### What is required
What is the number of lines holding the word "seconds"? Give that number alone.

(Stored entries)
○ ○ ○ ○

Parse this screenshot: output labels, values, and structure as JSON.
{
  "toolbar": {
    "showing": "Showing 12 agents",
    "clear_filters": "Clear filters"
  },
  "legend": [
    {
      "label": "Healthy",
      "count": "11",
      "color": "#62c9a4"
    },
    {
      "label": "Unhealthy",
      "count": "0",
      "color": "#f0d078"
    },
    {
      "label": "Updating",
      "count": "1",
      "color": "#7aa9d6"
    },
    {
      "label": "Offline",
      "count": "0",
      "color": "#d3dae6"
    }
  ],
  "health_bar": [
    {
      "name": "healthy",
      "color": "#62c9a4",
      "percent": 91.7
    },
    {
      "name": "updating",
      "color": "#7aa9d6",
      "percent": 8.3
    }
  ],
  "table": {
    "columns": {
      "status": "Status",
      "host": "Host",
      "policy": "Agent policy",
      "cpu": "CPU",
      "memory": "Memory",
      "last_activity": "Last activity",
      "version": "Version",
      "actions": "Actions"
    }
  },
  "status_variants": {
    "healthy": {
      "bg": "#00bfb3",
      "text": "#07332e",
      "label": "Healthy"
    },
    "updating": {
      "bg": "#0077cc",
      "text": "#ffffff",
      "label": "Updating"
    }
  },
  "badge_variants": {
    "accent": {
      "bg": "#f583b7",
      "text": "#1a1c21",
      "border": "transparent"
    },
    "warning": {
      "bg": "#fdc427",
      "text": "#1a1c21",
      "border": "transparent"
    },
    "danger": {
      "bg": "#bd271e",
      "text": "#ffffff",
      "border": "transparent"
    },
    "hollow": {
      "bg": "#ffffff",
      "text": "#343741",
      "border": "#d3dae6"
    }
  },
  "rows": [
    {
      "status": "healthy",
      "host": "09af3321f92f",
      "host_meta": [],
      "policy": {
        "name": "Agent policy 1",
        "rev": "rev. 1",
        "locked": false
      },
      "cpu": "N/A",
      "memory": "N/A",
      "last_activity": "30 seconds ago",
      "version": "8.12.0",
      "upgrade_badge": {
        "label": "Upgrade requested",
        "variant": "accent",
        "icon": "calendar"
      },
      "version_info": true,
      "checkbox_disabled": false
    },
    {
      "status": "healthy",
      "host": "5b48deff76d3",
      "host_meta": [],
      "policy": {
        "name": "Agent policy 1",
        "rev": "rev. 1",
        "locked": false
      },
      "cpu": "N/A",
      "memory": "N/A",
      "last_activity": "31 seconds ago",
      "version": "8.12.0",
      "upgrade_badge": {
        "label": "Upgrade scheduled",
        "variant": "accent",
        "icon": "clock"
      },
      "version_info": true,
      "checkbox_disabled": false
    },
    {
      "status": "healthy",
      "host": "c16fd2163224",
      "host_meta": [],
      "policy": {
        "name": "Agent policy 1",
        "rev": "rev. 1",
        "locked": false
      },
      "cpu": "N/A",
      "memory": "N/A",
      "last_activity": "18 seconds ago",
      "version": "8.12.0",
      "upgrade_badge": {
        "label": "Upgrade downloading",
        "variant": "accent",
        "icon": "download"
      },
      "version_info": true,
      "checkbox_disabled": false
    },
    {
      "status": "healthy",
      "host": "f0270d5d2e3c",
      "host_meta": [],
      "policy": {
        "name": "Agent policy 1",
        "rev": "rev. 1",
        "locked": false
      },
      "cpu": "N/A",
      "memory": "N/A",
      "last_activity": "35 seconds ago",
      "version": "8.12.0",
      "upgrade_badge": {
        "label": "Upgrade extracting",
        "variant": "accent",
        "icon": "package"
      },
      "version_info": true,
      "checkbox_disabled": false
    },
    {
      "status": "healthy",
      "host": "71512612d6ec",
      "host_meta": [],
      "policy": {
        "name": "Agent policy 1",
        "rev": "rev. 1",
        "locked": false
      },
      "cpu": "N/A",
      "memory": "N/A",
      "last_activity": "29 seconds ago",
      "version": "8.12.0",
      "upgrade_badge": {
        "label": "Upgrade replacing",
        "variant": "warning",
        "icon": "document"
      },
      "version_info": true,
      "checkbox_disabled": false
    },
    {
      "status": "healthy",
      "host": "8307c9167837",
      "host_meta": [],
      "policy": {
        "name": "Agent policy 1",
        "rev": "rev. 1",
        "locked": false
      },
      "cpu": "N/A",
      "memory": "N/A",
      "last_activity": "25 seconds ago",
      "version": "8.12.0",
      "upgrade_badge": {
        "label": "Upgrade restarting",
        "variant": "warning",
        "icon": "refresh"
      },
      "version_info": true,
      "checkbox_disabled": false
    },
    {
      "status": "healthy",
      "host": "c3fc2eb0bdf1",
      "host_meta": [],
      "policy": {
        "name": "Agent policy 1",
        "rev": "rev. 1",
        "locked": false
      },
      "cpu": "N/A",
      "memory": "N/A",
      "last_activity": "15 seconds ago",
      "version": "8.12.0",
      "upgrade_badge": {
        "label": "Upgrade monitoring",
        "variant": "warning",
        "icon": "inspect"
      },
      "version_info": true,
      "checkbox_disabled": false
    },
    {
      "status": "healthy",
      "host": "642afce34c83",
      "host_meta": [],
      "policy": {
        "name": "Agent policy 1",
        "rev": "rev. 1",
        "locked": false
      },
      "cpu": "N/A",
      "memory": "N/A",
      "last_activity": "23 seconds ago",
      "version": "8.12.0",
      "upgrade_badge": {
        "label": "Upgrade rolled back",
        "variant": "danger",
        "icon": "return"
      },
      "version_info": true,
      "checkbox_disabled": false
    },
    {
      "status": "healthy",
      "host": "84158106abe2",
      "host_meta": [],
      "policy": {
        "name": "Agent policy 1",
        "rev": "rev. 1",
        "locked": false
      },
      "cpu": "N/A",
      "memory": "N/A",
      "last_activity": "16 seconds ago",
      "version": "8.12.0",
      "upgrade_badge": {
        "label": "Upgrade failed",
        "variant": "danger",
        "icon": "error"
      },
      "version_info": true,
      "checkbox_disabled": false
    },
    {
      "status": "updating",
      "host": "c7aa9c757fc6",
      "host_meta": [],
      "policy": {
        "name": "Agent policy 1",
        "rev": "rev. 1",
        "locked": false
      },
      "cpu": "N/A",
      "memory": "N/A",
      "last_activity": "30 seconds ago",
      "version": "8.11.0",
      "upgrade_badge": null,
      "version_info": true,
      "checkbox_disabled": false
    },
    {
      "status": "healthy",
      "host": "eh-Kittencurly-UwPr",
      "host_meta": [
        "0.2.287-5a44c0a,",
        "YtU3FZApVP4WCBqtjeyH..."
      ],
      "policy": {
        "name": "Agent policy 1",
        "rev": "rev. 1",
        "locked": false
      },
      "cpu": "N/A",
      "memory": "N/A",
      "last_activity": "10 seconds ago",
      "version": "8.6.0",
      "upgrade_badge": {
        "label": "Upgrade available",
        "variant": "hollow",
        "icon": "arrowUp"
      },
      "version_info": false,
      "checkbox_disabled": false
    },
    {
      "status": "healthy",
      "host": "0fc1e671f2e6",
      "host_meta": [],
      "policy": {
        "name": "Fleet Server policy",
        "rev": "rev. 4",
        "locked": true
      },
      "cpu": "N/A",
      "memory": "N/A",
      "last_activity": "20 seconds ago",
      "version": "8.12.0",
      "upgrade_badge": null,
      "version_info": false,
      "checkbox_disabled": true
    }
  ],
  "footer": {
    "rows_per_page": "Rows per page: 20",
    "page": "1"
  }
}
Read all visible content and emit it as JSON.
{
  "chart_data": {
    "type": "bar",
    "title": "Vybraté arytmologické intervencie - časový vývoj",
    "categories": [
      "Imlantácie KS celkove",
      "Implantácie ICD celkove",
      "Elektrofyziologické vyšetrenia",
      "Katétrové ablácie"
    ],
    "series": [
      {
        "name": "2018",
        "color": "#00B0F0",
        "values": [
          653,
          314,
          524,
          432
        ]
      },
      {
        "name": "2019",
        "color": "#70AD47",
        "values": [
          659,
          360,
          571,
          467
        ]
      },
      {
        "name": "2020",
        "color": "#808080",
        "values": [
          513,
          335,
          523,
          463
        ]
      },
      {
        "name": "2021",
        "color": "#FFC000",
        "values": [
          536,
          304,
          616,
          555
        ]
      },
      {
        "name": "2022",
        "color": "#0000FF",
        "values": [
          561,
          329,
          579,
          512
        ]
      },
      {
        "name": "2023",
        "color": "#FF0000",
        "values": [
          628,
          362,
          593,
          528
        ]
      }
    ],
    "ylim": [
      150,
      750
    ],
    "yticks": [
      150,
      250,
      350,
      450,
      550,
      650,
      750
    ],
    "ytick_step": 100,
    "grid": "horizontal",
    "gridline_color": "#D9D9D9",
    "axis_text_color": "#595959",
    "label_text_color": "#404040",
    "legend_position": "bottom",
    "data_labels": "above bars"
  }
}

○ ○ ○ ○

### Final result
12